## DIRECTIONS
Your task is to output the data exactly as it stands.

## SUPPLIED MATERIAL
--*--
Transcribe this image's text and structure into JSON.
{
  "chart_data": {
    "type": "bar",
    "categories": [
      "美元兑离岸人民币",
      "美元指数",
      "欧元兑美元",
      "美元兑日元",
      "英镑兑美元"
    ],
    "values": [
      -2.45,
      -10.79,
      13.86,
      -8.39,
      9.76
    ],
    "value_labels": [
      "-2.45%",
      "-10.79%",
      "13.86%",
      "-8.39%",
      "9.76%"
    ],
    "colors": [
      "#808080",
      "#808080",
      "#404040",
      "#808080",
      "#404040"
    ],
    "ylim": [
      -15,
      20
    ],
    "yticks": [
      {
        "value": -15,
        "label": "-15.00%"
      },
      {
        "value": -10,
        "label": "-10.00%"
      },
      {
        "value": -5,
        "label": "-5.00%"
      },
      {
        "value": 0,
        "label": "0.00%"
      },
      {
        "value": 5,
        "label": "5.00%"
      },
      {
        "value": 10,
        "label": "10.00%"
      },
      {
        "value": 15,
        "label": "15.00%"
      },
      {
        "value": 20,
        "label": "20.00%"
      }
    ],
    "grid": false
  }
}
--*--
## COMPLETE RESPONSE
Transcribe this image's text and structure into JSON.
{
  "chart_data": {
    "type": "bar",
    "categories": [
      "美元兑离岸人民币",
      "美元指数",
      "欧元兑美元",
      "美元兑日元",
      "英镑兑美元"
    ],
    "values": [
      -2.45,
      -10.79,
      13.86,
      -8.39,
      9.76
    ],
    "value_labels": [
      "-2.45%",
      "-10.79%",
      "13.86%",
      "-8.39%",
      "9.76%"
    ],
    "colors": [
      "#808080",
      "#808080",
      "#404040",
      "#808080",
      "#404040"
    ],
    "ylim": [
      -15,
      20
    ],
    "yticks": [
      {
        "value": -15,
        "label": "-15.00%"
      },
      {
        "value": -10,
        "label": "-10.00%"
      },
      {
        "value": -5,
        "label": "-5.00%"
      },
      {
        "value": 0,
        "label": "0.00%"
      },
      {
        "value": 5,
        "label": "5.00%"
      },
      {
        "value": 10,
        "label": "10.00%"
      },
      {
        "value": 15,
        "label": "15.00%"
      },
      {
        "value": 20,
        "label": "20.00%"
      }
    ],
    "grid": false
  }
}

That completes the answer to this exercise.